** TASK TO CARRY OUT **
Reproduce each line of the listing exactly.

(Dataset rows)
▼▼▼

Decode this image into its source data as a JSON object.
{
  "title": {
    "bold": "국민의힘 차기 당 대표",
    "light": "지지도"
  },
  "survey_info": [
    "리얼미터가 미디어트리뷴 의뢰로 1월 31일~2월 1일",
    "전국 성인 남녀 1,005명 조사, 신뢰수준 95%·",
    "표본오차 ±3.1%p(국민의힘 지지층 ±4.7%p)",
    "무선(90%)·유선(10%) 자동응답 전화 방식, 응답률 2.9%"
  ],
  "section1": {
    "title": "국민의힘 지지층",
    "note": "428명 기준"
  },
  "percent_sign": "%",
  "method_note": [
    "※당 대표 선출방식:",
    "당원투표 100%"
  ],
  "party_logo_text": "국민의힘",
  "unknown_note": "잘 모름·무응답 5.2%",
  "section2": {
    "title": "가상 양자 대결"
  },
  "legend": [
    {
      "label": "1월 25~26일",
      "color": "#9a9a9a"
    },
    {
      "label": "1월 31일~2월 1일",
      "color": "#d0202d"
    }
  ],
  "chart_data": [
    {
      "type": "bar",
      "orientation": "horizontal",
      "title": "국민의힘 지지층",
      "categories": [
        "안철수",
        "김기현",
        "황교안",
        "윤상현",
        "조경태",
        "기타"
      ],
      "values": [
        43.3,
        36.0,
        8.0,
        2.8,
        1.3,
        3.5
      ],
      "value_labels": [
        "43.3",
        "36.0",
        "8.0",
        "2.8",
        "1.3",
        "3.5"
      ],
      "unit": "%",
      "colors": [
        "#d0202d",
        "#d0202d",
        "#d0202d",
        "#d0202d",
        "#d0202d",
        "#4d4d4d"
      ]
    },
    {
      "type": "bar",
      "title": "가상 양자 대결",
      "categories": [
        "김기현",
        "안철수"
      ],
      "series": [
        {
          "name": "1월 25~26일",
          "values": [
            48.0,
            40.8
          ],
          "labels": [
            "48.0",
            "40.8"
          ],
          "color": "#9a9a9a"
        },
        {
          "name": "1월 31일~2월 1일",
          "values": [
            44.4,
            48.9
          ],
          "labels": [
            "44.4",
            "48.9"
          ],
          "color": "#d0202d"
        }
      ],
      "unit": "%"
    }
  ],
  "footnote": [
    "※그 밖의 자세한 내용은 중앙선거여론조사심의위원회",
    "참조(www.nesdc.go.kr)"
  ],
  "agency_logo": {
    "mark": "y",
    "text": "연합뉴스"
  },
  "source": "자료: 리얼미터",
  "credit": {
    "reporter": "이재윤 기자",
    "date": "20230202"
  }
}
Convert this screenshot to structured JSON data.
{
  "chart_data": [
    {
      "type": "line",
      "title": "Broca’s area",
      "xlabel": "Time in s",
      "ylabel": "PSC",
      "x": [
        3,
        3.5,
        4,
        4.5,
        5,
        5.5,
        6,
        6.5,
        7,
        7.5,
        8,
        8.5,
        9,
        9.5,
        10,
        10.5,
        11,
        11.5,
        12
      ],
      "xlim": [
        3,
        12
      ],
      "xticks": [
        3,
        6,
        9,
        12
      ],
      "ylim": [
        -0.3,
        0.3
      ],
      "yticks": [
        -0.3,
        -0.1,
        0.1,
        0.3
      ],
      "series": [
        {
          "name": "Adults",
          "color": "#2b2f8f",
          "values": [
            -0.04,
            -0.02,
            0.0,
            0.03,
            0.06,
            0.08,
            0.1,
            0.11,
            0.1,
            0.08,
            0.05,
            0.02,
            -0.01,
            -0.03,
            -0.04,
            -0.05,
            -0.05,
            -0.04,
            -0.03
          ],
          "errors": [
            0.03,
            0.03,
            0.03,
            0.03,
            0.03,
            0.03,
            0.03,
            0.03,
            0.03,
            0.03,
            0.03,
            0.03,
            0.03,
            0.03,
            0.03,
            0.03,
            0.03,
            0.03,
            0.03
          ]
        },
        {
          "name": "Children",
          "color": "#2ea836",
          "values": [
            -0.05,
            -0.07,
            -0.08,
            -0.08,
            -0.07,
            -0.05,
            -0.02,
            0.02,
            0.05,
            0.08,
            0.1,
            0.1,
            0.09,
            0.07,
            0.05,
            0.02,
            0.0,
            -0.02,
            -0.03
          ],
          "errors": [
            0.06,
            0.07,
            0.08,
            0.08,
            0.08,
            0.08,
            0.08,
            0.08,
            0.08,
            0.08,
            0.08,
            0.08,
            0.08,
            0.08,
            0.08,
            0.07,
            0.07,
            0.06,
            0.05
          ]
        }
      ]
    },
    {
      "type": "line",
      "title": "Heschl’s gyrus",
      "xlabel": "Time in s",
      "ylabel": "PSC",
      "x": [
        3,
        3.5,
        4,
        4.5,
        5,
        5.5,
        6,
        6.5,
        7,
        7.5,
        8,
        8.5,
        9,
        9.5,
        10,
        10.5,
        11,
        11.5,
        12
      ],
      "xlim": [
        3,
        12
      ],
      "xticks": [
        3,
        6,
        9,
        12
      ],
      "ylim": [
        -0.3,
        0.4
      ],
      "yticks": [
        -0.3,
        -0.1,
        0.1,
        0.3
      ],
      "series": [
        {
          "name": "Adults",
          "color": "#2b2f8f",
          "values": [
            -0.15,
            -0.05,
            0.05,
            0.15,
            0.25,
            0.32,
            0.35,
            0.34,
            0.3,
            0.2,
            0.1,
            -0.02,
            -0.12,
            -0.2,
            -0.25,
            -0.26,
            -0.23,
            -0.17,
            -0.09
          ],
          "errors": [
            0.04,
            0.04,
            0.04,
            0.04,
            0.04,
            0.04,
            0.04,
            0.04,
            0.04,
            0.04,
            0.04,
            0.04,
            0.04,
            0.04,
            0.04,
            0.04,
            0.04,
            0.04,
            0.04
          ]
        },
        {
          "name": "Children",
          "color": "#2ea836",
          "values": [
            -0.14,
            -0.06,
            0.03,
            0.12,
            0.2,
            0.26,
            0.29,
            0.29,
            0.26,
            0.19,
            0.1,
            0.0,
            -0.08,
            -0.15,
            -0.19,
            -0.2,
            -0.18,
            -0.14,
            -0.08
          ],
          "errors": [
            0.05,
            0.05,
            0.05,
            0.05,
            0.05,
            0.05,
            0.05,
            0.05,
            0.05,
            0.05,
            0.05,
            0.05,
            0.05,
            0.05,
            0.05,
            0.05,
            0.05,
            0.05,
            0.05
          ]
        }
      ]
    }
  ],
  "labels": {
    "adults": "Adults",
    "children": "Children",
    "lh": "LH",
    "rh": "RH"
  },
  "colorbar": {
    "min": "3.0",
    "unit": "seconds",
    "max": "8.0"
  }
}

▲▲▲

** WORKED SOLUTION **
Decode this image into its source data as a JSON object.
{
  "title": {
    "bold": "국민의힘 차기 당 대표",
    "light": "지지도"
  },
  "survey_info": [
    "리얼미터가 미디어트리뷴 의뢰로 1월 31일~2월 1일",
    "전국 성인 남녀 1,005명 조사, 신뢰수준 95%·",
    "표본오차 ±3.1%p(국민의힘 지지층 ±4.7%p)",
    "무선(90%)·유선(10%) 자동응답 전화 방식, 응답률 2.9%"
  ],
  "section1": {
    "title": "국민의힘 지지층",
    "note": "428명 기준"
  },
  "percent_sign": "%",
  "method_note": [
    "※당 대표 선출방식:",
    "당원투표 100%"
  ],
  "party_logo_text": "국민의힘",
  "unknown_note": "잘 모름·무응답 5.2%",
  "section2": {
    "title": "가상 양자 대결"
  },
  "legend": [
    {
      "label": "1월 25~26일",
      "color": "#9a9a9a"
    },
    {
      "label": "1월 31일~2월 1일",
      "color": "#d0202d"
    }
  ],
  "chart_data": [
    {
      "type": "bar",
      "orientation": "horizontal",
      "title": "국민의힘 지지층",
      "categories": [
        "안철수",
        "김기현",
        "황교안",
        "윤상현",
        "조경태",
        "기타"
      ],
      "values": [
        43.3,
        36.0,
        8.0,
        2.8,
        1.3,
        3.5
      ],
      "value_labels": [
        "43.3",
        "36.0",
        "8.0",
        "2.8",
        "1.3",
        "3.5"
      ],
      "unit": "%",
      "colors": [
        "#d0202d",
        "#d0202d",
        "#d0202d",
        "#d0202d",
        "#d0202d",
        "#4d4d4d"
      ]
    },
    {
      "type": "bar",
      "title": "가상 양자 대결",
      "categories": [
        "김기현",
        "안철수"
      ],
      "series": [
        {
          "name": "1월 25~26일",
          "values": [
            48.0,
            40.8
          ],
          "labels": [
            "48.0",
            "40.8"
          ],
          "color": "#9a9a9a"
        },
        {
          "name": "1월 31일~2월 1일",
          "values": [
            44.4,
            48.9
          ],
          "labels": [
            "44.4",
            "48.9"
          ],
          "color": "#d0202d"
        }
      ],
      "unit": "%"
    }
  ],
  "footnote": [
    "※그 밖의 자세한 내용은 중앙선거여론조사심의위원회",
    "참조(www.nesdc.go.kr)"
  ],
  "agency_logo": {
    "mark": "y",
    "text": "연합뉴스"
  },
  "source": "자료: 리얼미터",
  "credit": {
    "reporter": "이재윤 기자",
    "date": "20230202"
  }
}
Convert this screenshot to structured JSON data.
{
  "chart_data": [
    {
      "type": "line",
      "title": "Broca’s area",
      "xlabel": "Time in s",
      "ylabel": "PSC",
      "x": [
        3,
        3.5,
        4,
        4.5,
        5,
        5.5,
        6,
        6.5,
        7,
        7.5,
        8,
        8.5,
        9,
        9.5,
        10,
        10.5,
        11,
        11.5,
        12
      ],
      "xlim": [
        3,
        12
      ],
      "xticks": [
        3,
        6,
        9,
        12
      ],
      "ylim": [
        -0.3,
        0.3
      ],
      "yticks": [
        -0.3,
        -0.1,
        0.1,
        0.3
      ],
      "series": [
        {
          "name": "Adults",
          "color": "#2b2f8f",
          "values": [
            -0.04,
            -0.02,
            0.0,
            0.03,
            0.06,
            0.08,
            0.1,
            0.11,
            0.1,
            0.08,
            0.05,
            0.02,
            -0.01,
            -0.03,
            -0.04,
            -0.05,
            -0.05,
            -0.04,
            -0.03
          ],
          "errors": [
            0.03,
            0.03,
            0.03,
            0.03,
            0.03,
            0.03,
            0.03,
            0.03,
            0.03,
            0.03,
            0.03,
            0.03,
            0.03,
            0.03,
            0.03,
            0.03,
            0.03,
            0.03,
            0.03
          ]
        },
        {
          "name": "Children",
          "color": "#2ea836",
          "values": [
            -0.05,
            -0.07,
            -0.08,
            -0.08,
            -0.07,
            -0.05,
            -0.02,
            0.02,
            0.05,
            0.08,
            0.1,
            0.1,
            0.09,
            0.07,
            0.05,
            0.02,
            0.0,
            -0.02,
            -0.03
          ],
          "errors": [
            0.06,
            0.07,
            0.08,
            0.08,
            0.08,
            0.08,
            0.08,
            0.08,
            0.08,
            0.08,
            0.08,
            0.08,
            0.08,
            0.08,
            0.08,
            0.07,
            0.07,
            0.06,
            0.05
          ]
        }
      ]
    },
    {
      "type": "line",
      "title": "Heschl’s gyrus",
      "xlabel": "Time in s",
      "ylabel": "PSC",
      "x": [
        3,
        3.5,
        4,
        4.5,
        5,
        5.5,
        6,
        6.5,
        7,
        7.5,
        8,
        8.5,
        9,
        9.5,
        10,
        10.5,
        11,
        11.5,
        12
      ],
      "xlim": [
        3,
        12
      ],
      "xticks": [
        3,
        6,
        9,
        12
      ],
      "ylim": [
        -0.3,
        0.4
      ],
      "yticks": [
        -0.3,
        -0.1,
        0.1,
        0.3
      ],
      "series": [
        {
          "name": "Adults",
          "color": "#2b2f8f",
          "values": [
            -0.15,
            -0.05,
            0.05,
            0.15,
            0.25,
            0.32,
            0.35,
            0.34,
            0.3,
            0.2,
            0.1,
            -0.02,
            -0.12,
            -0.2,
            -0.25,
            -0.26,
            -0.23,
            -0.17,
            -0.09
          ],
          "errors": [
            0.04,
            0.04,
            0.04,
            0.04,
            0.04,
            0.04,
            0.04,
            0.04,
            0.04,
            0.04,
            0.04,
            0.04,
            0.04,
            0.04,
            0.04,
            0.04,
            0.04,
            0.04,
            0.04
          ]
        },
        {
          "name": "Children",
          "color": "#2ea836",
          "values": [
            -0.14,
            -0.06,
            0.03,
            0.12,
            0.2,
            0.26,
            0.29,
            0.29,
            0.26,
            0.19,
            0.1,
            0.0,
            -0.08,
            -0.15,
            -0.19,
            -0.2,
            -0.18,
            -0.14,
            -0.08
          ],
          "errors": [
            0.05,
            0.05,
            0.05,
            0.05,
            0.05,
            0.05,
            0.05,
            0.05,
            0.05,
            0.05,
            0.05,
            0.05,
            0.05,
            0.05,
            0.05,
            0.05,
            0.05,
            0.05,
            0.05
          ]
        }
      ]
    }
  ],
  "labels": {
    "adults": "Adults",
    "children": "Children",
    "lh": "LH",
    "rh": "RH"
  },
  "colorbar": {
    "min": "3.0",
    "unit": "seconds",
    "max": "8.0"
  }
}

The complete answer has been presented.